** To do **
Output an exact reproduction of the data.

** Data extract **
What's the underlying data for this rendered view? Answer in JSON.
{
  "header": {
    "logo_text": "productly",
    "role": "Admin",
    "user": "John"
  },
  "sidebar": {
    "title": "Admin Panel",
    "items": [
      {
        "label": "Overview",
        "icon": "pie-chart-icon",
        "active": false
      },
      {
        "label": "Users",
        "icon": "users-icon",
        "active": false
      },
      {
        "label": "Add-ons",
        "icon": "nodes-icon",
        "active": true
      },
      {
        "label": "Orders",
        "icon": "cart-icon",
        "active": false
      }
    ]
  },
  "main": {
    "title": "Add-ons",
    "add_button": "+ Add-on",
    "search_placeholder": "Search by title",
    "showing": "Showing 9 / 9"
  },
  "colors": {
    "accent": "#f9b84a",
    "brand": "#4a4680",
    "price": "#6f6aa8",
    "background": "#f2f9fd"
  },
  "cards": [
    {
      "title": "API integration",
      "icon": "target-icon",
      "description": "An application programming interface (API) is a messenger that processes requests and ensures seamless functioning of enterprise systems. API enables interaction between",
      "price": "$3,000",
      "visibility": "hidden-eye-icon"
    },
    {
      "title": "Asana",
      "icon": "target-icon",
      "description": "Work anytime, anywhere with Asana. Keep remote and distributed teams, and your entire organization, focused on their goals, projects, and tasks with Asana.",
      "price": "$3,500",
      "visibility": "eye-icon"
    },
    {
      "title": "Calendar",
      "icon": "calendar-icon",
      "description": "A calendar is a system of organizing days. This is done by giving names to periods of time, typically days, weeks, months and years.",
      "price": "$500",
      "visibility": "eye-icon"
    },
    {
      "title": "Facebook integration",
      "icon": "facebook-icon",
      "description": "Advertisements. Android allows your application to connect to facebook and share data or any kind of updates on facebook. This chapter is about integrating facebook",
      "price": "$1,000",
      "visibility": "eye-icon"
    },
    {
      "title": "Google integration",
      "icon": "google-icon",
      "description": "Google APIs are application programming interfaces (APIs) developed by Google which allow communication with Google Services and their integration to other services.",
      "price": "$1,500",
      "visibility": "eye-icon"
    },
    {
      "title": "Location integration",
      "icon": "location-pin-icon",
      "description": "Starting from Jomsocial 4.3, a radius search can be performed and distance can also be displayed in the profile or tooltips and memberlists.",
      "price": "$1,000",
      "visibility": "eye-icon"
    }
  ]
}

** Reply **
What's the underlying data for this rendered view? Answer in JSON.
{
  "header": {
    "logo_text": "productly",
    "role": "Admin",
    "user": "John"
  },
  "sidebar": {
    "title": "Admin Panel",
    "items": [
      {
        "label": "Overview",
        "icon": "pie-chart-icon",
        "active": false
      },
      {
        "label": "Users",
        "icon": "users-icon",
        "active": false
      },
      {
        "label": "Add-ons",
        "icon": "nodes-icon",
        "active": true
      },
      {
        "label": "Orders",
        "icon": "cart-icon",
        "active": false
      }
    ]
  },
  "main": {
    "title": "Add-ons",
    "add_button": "+ Add-on",
    "search_placeholder": "Search by title",
    "showing": "Showing 9 / 9"
  },
  "colors": {
    "accent": "#f9b84a",
    "brand": "#4a4680",
    "price": "#6f6aa8",
    "background": "#f2f9fd"
  },
  "cards": [
    {
      "title": "API integration",
      "icon": "target-icon",
      "description": "An application programming interface (API) is a messenger that processes requests and ensures seamless functioning of enterprise systems. API enables interaction between",
      "price": "$3,000",
      "visibility": "hidden-eye-icon"
    },
    {
      "title": "Asana",
      "icon": "target-icon",
      "description": "Work anytime, anywhere with Asana. Keep remote and distributed teams, and your entire organization, focused on their goals, projects, and tasks with Asana.",
      "price": "$3,500",
      "visibility": "eye-icon"
    },
    {
      "title": "Calendar",
      "icon": "calendar-icon",
      "description": "A calendar is a system of organizing days. This is done by giving names to periods of time, typically days, weeks, months and years.",
      "price": "$500",
      "visibility": "eye-icon"
    },
    {
      "title": "Facebook integration",
      "icon": "facebook-icon",
      "description": "Advertisements. Android allows your application to connect to facebook and share data or any kind of updates on facebook. This chapter is about integrating facebook",
      "price": "$1,000",
      "visibility": "eye-icon"
    },
    {
      "title": "Google integration",
      "icon": "google-icon",
      "description": "Google APIs are application programming interfaces (APIs) developed by Google which allow communication with Google Services and their integration to other services.",
      "price": "$1,500",
      "visibility": "eye-icon"
    },
    {
      "title": "Location integration",
      "icon": "location-pin-icon",
      "description": "Starting from Jomsocial 4.3, a radius search can be performed and distance can also be displayed in the profile or tooltips and memberlists.",
      "price": "$1,000",
      "visibility": "eye-icon"
    }
  ]
}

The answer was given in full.